Tally the lines in the following entries that include the word "nouvelle"; state only the total.
## BEGIN Records
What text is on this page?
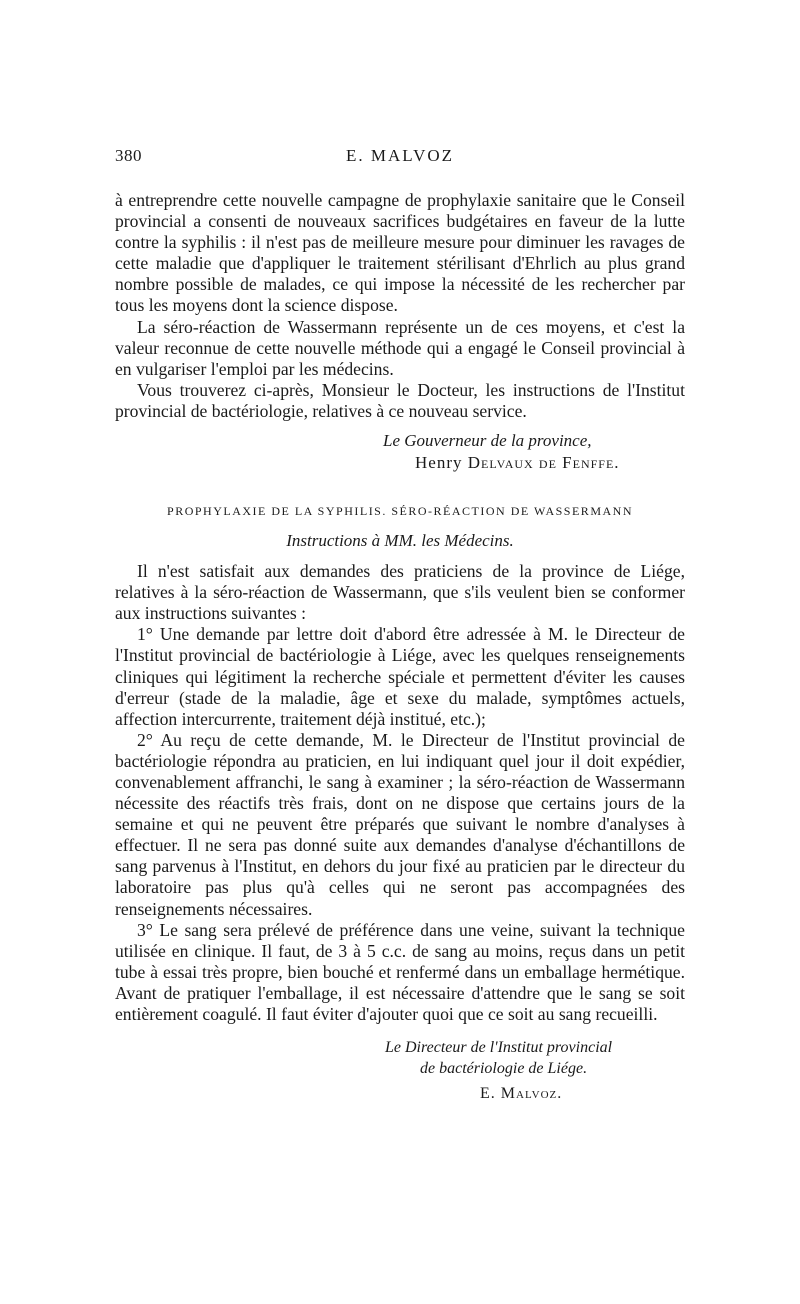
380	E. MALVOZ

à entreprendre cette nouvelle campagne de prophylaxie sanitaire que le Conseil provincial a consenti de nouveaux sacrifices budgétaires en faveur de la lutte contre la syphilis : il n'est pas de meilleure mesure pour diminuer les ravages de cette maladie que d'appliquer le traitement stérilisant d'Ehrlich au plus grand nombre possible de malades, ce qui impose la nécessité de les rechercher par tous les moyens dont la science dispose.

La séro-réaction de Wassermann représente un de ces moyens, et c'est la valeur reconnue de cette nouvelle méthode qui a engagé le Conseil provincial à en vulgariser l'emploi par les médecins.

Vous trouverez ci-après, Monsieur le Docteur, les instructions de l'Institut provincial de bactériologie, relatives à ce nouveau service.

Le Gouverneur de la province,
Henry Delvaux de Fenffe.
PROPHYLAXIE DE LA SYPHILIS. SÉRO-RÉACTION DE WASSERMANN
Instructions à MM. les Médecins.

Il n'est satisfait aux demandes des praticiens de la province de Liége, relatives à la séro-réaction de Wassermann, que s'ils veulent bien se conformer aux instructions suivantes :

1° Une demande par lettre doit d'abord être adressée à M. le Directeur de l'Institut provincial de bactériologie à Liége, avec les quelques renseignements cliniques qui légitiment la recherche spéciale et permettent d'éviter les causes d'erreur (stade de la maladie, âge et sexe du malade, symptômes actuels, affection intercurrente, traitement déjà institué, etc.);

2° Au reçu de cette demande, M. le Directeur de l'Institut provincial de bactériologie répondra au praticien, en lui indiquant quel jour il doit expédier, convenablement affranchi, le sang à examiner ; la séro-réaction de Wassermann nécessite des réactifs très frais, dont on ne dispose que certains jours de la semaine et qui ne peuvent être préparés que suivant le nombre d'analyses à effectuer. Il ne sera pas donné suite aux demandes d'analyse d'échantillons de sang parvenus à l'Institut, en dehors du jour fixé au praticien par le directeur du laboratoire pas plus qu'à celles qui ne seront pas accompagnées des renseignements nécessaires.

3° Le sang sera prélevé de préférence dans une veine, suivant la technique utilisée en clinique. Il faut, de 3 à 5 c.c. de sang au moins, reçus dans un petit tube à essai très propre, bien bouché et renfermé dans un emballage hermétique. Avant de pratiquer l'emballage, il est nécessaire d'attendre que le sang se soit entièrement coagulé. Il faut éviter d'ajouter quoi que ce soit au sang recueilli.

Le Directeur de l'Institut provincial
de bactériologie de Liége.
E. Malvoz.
## END Records
**Task result:**
2